- Il tuo compito -
Ricopia parola per parola il brano dell'articolo sul gioco d'azzardo che comincia con "Puntiamo a un" e va avanti fino a "modifiche al testo.".

- Estratto dell'articolo -

::::::::::

– “Il gioco d’azzardo è una piaga sociale che va combattuta”.
Laura Allegrini è in prima linea in questa lotta. La senatrice del Pdl unificherà tre diversi disegni di legge sul gioco d’azzardo e le infiltrazioni mafiose. Oggi presenterà le relazioni in aula per avviare l’iter legislativo.
“Farò una relazione in commissione Giustizia e Finanza – spiega la Allegrini -. Procederemo in congiunta perché è un problema che riguarda questi due ambiti ambiti.
Puntiamo a un inasprimento delle pene e a mettere in atto una serie di misure di prevenzione”.
L’iniziativa legislativa nasce da una relazione della commissione bicamerale Antimafia, portata all’attenzione dell’aula un paio di mesi fa.
“Dalla relazione sono emerse una serie di emergenze – dice -. Su tutte quella che il gioco d’azzardo, specie quello delle slot machine, ormai sta permeando il territorio nazionale e a volte anche con finalità poco pulite. Lo studio è stato presentato anche al Cnel, consiglio nazionale dell’economia e del lavoro, così alcuni senatori hanno deciso di presentare dei disegni di legge”.
Tre in tutto. “Io dovrò riunirli – spiega la senatrice -. Peraltro due settimane fa abbiamo dichiarato l’urgenza di questi procedimenti per la gravità del tema. Credo a breve diventerà legge anche se nel corso dell’esame ci saranno sicuramente delle modifiche al testo.
Vogliamo ridurre la diffusione delle macchinette. Infatti mentre noi da una parte lavoriamo per l’inasprimento delle pene, dall’altra migliaia di apparecchi saranno messi in circolazione in tutto il paese”.
Il gioco d’azzardo, secondo studi medico-scientifici è una malattia che dà dipendenza e che incide sulle fasce psicologicamente più vulnerabili.
“Si stima che ci siano circa 17 milioni di persone coinvolte in questo tipo di attività e che circa la metà del campione scelto sia tra i 15 e i 24 anni – racconta la Allegrini -. E’ una piaga giovanile. Colpisce un po’ tutti e soprattutto i ragazzi”.
Si interviene sul testo unico delle leggi di pubblica sicurezza in tema di apparecchi di gioco. “Sono previste sanzioni per chi mette in commercio macchinette che non sono conformi alle norme de testo – dice -. Puntiamo poi a innescare un sistema di trasparenza. Spesso accade che non si riesce a risalire all’effettivo titolare degli apparecchi perché c’è un’intestazione fittizia. Bisogna assolutamente fare chiarezza e capire se questa attività è in mano a poche persone“.
Nel disegno di legge è anche previsto un agente di provocazione sotto copertura che ha il compito di capire cosa accade realmente nelle case da gioco.
Per la senatrice, dunque, è necessario fare prevenzione. “Ci saranno delle commissioni specializzate che stabiliranno a chi dare le concessioni. Di queste faranno parte guardia di finanza, carabinieri, dirigenti della pubblica amministrazione e docenti universitari. Saranno commissioni a livello centrale che, al momento dei bandi, individueranno caratteristiche e i requisiti per chi vuole accedere a queste attività. Si punta comunque a una sua limitazione e non a una proliferazione come sta accadendo in questo momento”.
Serve per questo mantenere alta alta l’attenzione. “Secondo me è un tema di grande interesse – conclude la Allegrini -. La lotta alla malavita va fatta togliendole la sostanza che sono i soldi. Ricordo il metodo di Borsellino che faceva tutto tramite i conti corrente. Lui non aveva mai posato sul suo tavolo un sacchetto di droga o altro. Solo attraverso l’incrocio di questi numeri era riuscito a capire dove si annidava la mafia. La mafia e la malavita vivono di denaro e bisogna rincorre il suo flusso per capire dove sta l’illecito”.

::::::::::

- Materiale di partenza -
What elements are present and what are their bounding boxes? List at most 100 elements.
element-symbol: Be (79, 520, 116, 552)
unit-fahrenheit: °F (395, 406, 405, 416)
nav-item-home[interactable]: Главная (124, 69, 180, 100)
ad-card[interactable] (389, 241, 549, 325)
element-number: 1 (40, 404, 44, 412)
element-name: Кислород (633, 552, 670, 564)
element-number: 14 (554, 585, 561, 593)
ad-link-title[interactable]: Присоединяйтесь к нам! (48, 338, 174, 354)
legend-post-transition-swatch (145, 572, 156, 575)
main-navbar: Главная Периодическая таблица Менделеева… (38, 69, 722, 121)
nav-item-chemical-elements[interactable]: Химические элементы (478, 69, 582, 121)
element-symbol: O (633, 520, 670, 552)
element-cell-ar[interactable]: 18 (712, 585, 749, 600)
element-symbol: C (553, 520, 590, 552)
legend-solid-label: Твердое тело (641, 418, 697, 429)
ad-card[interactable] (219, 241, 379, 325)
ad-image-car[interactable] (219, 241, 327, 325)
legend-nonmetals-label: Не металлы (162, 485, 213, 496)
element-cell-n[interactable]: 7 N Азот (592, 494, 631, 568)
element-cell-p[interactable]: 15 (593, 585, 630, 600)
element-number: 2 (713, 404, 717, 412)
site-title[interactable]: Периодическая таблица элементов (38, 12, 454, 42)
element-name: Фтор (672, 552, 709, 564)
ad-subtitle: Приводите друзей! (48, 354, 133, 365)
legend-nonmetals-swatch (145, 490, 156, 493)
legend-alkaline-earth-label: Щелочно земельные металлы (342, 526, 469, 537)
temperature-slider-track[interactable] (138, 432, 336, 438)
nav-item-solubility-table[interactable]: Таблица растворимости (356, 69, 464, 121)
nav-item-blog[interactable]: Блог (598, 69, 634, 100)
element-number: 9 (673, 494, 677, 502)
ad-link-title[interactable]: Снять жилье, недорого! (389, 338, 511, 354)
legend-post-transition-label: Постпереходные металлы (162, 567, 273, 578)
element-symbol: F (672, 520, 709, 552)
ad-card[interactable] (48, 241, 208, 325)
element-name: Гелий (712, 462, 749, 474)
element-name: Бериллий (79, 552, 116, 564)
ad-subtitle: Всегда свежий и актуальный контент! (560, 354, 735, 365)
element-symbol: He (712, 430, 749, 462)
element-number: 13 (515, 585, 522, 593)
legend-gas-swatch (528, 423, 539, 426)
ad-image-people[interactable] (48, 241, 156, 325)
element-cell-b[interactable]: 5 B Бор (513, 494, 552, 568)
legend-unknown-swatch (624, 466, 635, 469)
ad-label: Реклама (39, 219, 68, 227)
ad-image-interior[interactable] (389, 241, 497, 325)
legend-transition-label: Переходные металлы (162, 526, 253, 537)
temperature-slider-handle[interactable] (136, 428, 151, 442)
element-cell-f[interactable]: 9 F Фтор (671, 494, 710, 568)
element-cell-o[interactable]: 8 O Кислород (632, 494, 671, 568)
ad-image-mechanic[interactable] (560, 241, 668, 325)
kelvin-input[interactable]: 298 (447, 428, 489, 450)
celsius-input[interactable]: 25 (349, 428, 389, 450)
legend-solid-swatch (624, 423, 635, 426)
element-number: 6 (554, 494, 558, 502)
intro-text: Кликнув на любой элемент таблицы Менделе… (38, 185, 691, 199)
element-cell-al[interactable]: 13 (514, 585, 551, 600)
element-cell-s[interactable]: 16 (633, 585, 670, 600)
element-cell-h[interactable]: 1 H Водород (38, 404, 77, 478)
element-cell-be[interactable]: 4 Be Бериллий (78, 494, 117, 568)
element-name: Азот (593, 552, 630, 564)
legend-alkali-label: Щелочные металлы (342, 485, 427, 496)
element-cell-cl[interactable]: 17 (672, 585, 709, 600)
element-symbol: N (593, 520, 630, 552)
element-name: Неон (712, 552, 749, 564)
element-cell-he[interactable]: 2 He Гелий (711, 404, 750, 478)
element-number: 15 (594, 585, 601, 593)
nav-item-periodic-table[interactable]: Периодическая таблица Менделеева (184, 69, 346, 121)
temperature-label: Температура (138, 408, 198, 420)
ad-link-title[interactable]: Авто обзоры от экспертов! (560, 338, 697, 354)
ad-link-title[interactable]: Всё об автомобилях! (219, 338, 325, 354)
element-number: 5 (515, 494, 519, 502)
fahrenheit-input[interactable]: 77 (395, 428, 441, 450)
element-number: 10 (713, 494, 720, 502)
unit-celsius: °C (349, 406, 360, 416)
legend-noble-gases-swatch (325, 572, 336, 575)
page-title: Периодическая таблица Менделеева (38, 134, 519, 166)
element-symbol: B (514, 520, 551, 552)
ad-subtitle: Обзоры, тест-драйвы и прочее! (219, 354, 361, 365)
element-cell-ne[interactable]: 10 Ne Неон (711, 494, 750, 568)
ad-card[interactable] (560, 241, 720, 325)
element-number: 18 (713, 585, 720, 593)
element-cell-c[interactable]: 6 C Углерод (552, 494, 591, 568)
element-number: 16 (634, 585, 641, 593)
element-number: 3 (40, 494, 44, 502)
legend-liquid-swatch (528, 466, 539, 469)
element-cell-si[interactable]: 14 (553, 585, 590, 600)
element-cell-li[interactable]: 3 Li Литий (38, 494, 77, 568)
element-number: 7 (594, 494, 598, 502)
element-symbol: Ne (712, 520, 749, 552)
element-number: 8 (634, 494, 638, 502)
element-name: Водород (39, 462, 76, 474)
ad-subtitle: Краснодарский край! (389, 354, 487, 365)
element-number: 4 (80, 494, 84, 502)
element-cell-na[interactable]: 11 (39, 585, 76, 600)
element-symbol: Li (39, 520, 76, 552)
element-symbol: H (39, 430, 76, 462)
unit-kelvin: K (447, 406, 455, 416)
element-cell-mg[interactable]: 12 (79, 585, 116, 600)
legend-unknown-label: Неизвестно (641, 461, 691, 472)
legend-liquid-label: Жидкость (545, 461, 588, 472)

::::::::::

- Risposta -
Puntiamo a un inasprimento delle pene e a mettere in atto una serie di misure di prevenzione”.
L’iniziativa legislativa nasce da una relazione della commissione bicamerale Antimafia, portata all’attenzione dell’aula un paio di mesi fa.
“Dalla relazione sono emerse una serie di emergenze – dice -. Su tutte quella che il gioco d’azzardo, specie quello delle slot machine, ormai sta permeando il territorio nazionale e a volte anche con finalità poco pulite. Lo studio è stato presentato anche al Cnel, consiglio nazionale dell’economia e del lavoro, così alcuni senatori hanno deciso di presentare dei disegni di legge”.
Tre in tutto. “Io dovrò riunirli – spiega la senatrice -. Peraltro due settimane fa abbiamo dichiarato l’urgenza di questi procedimenti per la gravità del tema. Credo a breve diventerà legge anche se nel corso dell’esame ci saranno sicuramente delle modifiche al testo.